▶ Direction: Write out all the material exactly. Leave nothing out.

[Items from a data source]
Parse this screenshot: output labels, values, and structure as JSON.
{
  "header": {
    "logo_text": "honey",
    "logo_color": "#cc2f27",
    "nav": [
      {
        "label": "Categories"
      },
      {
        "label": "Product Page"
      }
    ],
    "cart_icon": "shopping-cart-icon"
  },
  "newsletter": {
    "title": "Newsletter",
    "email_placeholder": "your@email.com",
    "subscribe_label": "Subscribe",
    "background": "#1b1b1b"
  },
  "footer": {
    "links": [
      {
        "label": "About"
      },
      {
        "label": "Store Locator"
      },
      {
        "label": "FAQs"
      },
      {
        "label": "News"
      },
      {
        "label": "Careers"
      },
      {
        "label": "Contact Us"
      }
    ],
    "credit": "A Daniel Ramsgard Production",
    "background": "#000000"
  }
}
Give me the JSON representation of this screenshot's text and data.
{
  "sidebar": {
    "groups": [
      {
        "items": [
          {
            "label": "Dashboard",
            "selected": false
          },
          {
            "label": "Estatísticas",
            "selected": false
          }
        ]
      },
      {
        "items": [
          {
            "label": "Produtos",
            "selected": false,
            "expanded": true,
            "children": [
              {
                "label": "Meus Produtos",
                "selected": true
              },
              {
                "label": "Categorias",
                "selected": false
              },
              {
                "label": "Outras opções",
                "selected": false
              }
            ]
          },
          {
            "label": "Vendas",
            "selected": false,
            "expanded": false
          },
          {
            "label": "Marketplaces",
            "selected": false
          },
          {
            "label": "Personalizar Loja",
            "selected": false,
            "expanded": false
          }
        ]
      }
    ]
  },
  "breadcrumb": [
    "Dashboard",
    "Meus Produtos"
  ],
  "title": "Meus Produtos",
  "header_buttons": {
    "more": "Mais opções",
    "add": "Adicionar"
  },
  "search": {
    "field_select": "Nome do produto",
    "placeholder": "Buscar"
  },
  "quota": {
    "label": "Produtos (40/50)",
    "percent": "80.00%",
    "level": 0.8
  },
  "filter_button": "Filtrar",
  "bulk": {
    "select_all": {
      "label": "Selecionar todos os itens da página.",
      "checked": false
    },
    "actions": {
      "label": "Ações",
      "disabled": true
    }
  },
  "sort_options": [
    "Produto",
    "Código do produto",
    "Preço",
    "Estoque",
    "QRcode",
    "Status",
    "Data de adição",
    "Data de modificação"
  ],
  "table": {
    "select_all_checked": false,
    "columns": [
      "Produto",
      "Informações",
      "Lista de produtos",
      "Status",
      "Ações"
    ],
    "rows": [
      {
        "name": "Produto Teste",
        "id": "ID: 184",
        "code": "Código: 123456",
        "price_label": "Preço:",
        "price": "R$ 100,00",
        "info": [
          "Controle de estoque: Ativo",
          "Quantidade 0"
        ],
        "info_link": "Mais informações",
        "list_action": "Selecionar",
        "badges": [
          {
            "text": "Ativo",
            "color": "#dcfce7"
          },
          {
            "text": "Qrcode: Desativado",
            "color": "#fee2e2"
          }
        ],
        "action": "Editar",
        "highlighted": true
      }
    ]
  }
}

▶ Result of this task:
Parse this screenshot: output labels, values, and structure as JSON.
{
  "header": {
    "logo_text": "honey",
    "logo_color": "#cc2f27",
    "nav": [
      {
        "label": "Categories"
      },
      {
        "label": "Product Page"
      }
    ],
    "cart_icon": "shopping-cart-icon"
  },
  "newsletter": {
    "title": "Newsletter",
    "email_placeholder": "your@email.com",
    "subscribe_label": "Subscribe",
    "background": "#1b1b1b"
  },
  "footer": {
    "links": [
      {
        "label": "About"
      },
      {
        "label": "Store Locator"
      },
      {
        "label": "FAQs"
      },
      {
        "label": "News"
      },
      {
        "label": "Careers"
      },
      {
        "label": "Contact Us"
      }
    ],
    "credit": "A Daniel Ramsgard Production",
    "background": "#000000"
  }
}
Give me the JSON representation of this screenshot's text and data.
{
  "sidebar": {
    "groups": [
      {
        "items": [
          {
            "label": "Dashboard",
            "selected": false
          },
          {
            "label": "Estatísticas",
            "selected": false
          }
        ]
      },
      {
        "items": [
          {
            "label": "Produtos",
            "selected": false,
            "expanded": true,
            "children": [
              {
                "label": "Meus Produtos",
                "selected": true
              },
              {
                "label": "Categorias",
                "selected": false
              },
              {
                "label": "Outras opções",
                "selected": false
              }
            ]
          },
          {
            "label": "Vendas",
            "selected": false,
            "expanded": false
          },
          {
            "label": "Marketplaces",
            "selected": false
          },
          {
            "label": "Personalizar Loja",
            "selected": false,
            "expanded": false
          }
        ]
      }
    ]
  },
  "breadcrumb": [
    "Dashboard",
    "Meus Produtos"
  ],
  "title": "Meus Produtos",
  "header_buttons": {
    "more": "Mais opções",
    "add": "Adicionar"
  },
  "search": {
    "field_select": "Nome do produto",
    "placeholder": "Buscar"
  },
  "quota": {
    "label": "Produtos (40/50)",
    "percent": "80.00%",
    "level": 0.8
  },
  "filter_button": "Filtrar",
  "bulk": {
    "select_all": {
      "label": "Selecionar todos os itens da página.",
      "checked": false
    },
    "actions": {
      "label": "Ações",
      "disabled": true
    }
  },
  "sort_options": [
    "Produto",
    "Código do produto",
    "Preço",
    "Estoque",
    "QRcode",
    "Status",
    "Data de adição",
    "Data de modificação"
  ],
  "table": {
    "select_all_checked": false,
    "columns": [
      "Produto",
      "Informações",
      "Lista de produtos",
      "Status",
      "Ações"
    ],
    "rows": [
      {
        "name": "Produto Teste",
        "id": "ID: 184",
        "code": "Código: 123456",
        "price_label": "Preço:",
        "price": "R$ 100,00",
        "info": [
          "Controle de estoque: Ativo",
          "Quantidade 0"
        ],
        "info_link": "Mais informações",
        "list_action": "Selecionar",
        "badges": [
          {
            "text": "Ativo",
            "color": "#dcfce7"
          },
          {
            "text": "Qrcode: Desativado",
            "color": "#fee2e2"
          }
        ],
        "action": "Editar",
        "highlighted": true
      }
    ]
  }
}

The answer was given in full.